Transcribe the material in full. Nothing should differ except that the pictures are left out.

◆ ◆ ◆

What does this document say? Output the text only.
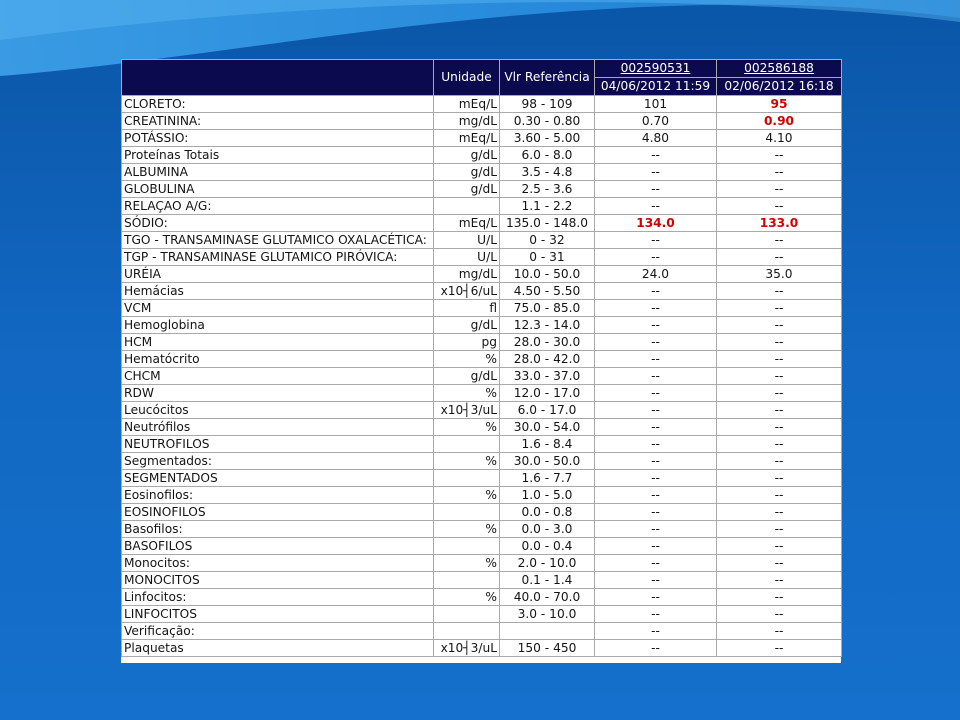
	Unidade	Vlr Referência	002590531	002586188
			04/06/2012 11:59	02/06/2012 16:18
CLORETO:	mEq/L	98 - 109	101	95
CREATININA:	mg/dL	0.30 - 0.80	0.70	0.90
POTÁSSIO:	mEq/L	3.60 - 5.00	4.80	4.10
Proteínas Totais	g/dL	6.0 - 8.0	--	--
ALBUMINA	g/dL	3.5 - 4.8	--	--
GLOBULINA	g/dL	2.5 - 3.6	--	--
RELAÇAO A/G:		1.1 - 2.2	--	--
SÓDIO:	mEq/L	135.0 - 148.0	134.0	133.0
TGO - TRANSAMINASE GLUTAMICO OXALACÉTICA:	U/L	0 - 32	--	--
TGP - TRANSAMINASE GLUTAMICO PIRÓVICA:	U/L	0 - 31	--	--
URÉIA	mg/dL	10.0 - 50.0	24.0	35.0
Hemácias	x10┤6/uL	4.50 - 5.50	--	--
VCM	fl	75.0 - 85.0	--	--
Hemoglobina	g/dL	12.3 - 14.0	--	--
HCM	pg	28.0 - 30.0	--	--
Hematócrito	%	28.0 - 42.0	--	--
CHCM	g/dL	33.0 - 37.0	--	--
RDW	%	12.0 - 17.0	--	--
Leucócitos	x10┤3/uL	6.0 - 17.0	--	--
Neutrófilos	%	30.0 - 54.0	--	--
NEUTROFILOS		1.6 - 8.4	--	--
Segmentados:	%	30.0 - 50.0	--	--
SEGMENTADOS		1.6 - 7.7	--	--
Eosinofilos:	%	1.0 - 5.0	--	--
EOSINOFILOS		0.0 - 0.8	--	--
Basofilos:	%	0.0 - 3.0	--	--
BASOFILOS		0.0 - 0.4	--	--
Monocitos:	%	2.0 - 10.0	--	--
MONOCITOS		0.1 - 1.4	--	--
Linfocitos:	%	40.0 - 70.0	--	--
LINFOCITOS		3.0 - 10.0	--	--
Verificação:			--	--
Plaquetas	x10┤3/uL	150 - 450	--	--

◆ ◆ ◆

Correct output
What does this document say? Output the text only.
	Unidade	Vlr Referência	002590531	002586188
			04/06/2012 11:59	02/06/2012 16:18
CLORETO:	mEq/L	98 - 109	101	95
CREATININA:	mg/dL	0.30 - 0.80	0.70	0.90
POTÁSSIO:	mEq/L	3.60 - 5.00	4.80	4.10
Proteínas Totais	g/dL	6.0 - 8.0	--	--
ALBUMINA	g/dL	3.5 - 4.8	--	--
GLOBULINA	g/dL	2.5 - 3.6	--	--
RELAÇAO A/G:		1.1 - 2.2	--	--
SÓDIO:	mEq/L	135.0 - 148.0	134.0	133.0
TGO - TRANSAMINASE GLUTAMICO OXALACÉTICA:	U/L	0 - 32	--	--
TGP - TRANSAMINASE GLUTAMICO PIRÓVICA:	U/L	0 - 31	--	--
URÉIA	mg/dL	10.0 - 50.0	24.0	35.0
Hemácias	x10┤6/uL	4.50 - 5.50	--	--
VCM	fl	75.0 - 85.0	--	--
Hemoglobina	g/dL	12.3 - 14.0	--	--
HCM	pg	28.0 - 30.0	--	--
Hematócrito	%	28.0 - 42.0	--	--
CHCM	g/dL	33.0 - 37.0	--	--
RDW	%	12.0 - 17.0	--	--
Leucócitos	x10┤3/uL	6.0 - 17.0	--	--
Neutrófilos	%	30.0 - 54.0	--	--
NEUTROFILOS		1.6 - 8.4	--	--
Segmentados:	%	30.0 - 50.0	--	--
SEGMENTADOS		1.6 - 7.7	--	--
Eosinofilos:	%	1.0 - 5.0	--	--
EOSINOFILOS		0.0 - 0.8	--	--
Basofilos:	%	0.0 - 3.0	--	--
BASOFILOS		0.0 - 0.4	--	--
Monocitos:	%	2.0 - 10.0	--	--
MONOCITOS		0.1 - 1.4	--	--
Linfocitos:	%	40.0 - 70.0	--	--
LINFOCITOS		3.0 - 10.0	--	--
Verificação:			--	--
Plaquetas	x10┤3/uL	150 - 450	--	--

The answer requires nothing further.